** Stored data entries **
════════════════════
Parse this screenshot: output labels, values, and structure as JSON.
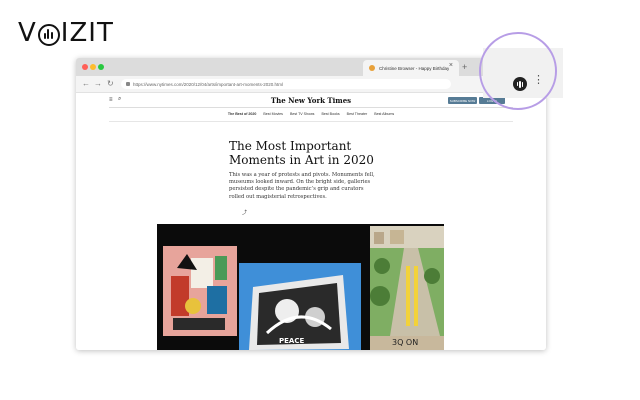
{
  "brand": {
    "name": "VOIZIT",
    "prefix": "V",
    "suffix": "IZIT",
    "logo_icon": "soundwave-icon"
  },
  "browser": {
    "tab_title": "Christine Browser - Happy Birthday",
    "url": "https://www.nytimes.com/2020/12/04/arts/important-art-moments-2020.html",
    "new_tab": "+",
    "close": "×",
    "nav": {
      "back": "←",
      "forward": "→",
      "reload": "↻"
    }
  },
  "nyt": {
    "masthead": "The New York Times",
    "menu_icon": "≡",
    "search_icon": "⌕",
    "subscribe_label": "SUBSCRIBE NOW",
    "login_label": "LOG IN",
    "subnav": [
      "The Best of 2020",
      "Best Movies",
      "Best TV Shows",
      "Best Books",
      "Best Theater",
      "Best Albums"
    ],
    "headline": "The Most Important Moments in Art in 2020",
    "deck": "This was a year of protests and pivots. Monuments fell, museums looked inward. On the bright side, galleries persisted despite the pandemic’s grip and curators rolled out magisterial retrospectives.",
    "share_icon": "⤴"
  },
  "collage": {
    "sign_text": "PEACE",
    "bottom_text": "3Q ON"
  },
  "extension": {
    "icon_name": "voizit-extension-icon",
    "more": "⋮"
  },
  "colors": {
    "accent": "#b79de6",
    "button": "#567b95"
  }
}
════════════════════
** What is asked **
Restate the records above in full, word for word. Keep pictures out.

** Exercise output **
Parse this screenshot: output labels, values, and structure as JSON.
{
  "brand": {
    "name": "VOIZIT",
    "prefix": "V",
    "suffix": "IZIT",
    "logo_icon": "soundwave-icon"
  },
  "browser": {
    "tab_title": "Christine Browser - Happy Birthday",
    "url": "https://www.nytimes.com/2020/12/04/arts/important-art-moments-2020.html",
    "new_tab": "+",
    "close": "×",
    "nav": {
      "back": "←",
      "forward": "→",
      "reload": "↻"
    }
  },
  "nyt": {
    "masthead": "The New York Times",
    "menu_icon": "≡",
    "search_icon": "⌕",
    "subscribe_label": "SUBSCRIBE NOW",
    "login_label": "LOG IN",
    "subnav": [
      "The Best of 2020",
      "Best Movies",
      "Best TV Shows",
      "Best Books",
      "Best Theater",
      "Best Albums"
    ],
    "headline": "The Most Important Moments in Art in 2020",
    "deck": "This was a year of protests and pivots. Monuments fell, museums looked inward. On the bright side, galleries persisted despite the pandemic’s grip and curators rolled out magisterial retrospectives.",
    "share_icon": "⤴"
  },
  "collage": {
    "sign_text": "PEACE",
    "bottom_text": "3Q ON"
  },
  "extension": {
    "icon_name": "voizit-extension-icon",
    "more": "⋮"
  },
  "colors": {
    "accent": "#b79de6",
    "button": "#567b95"
  }
}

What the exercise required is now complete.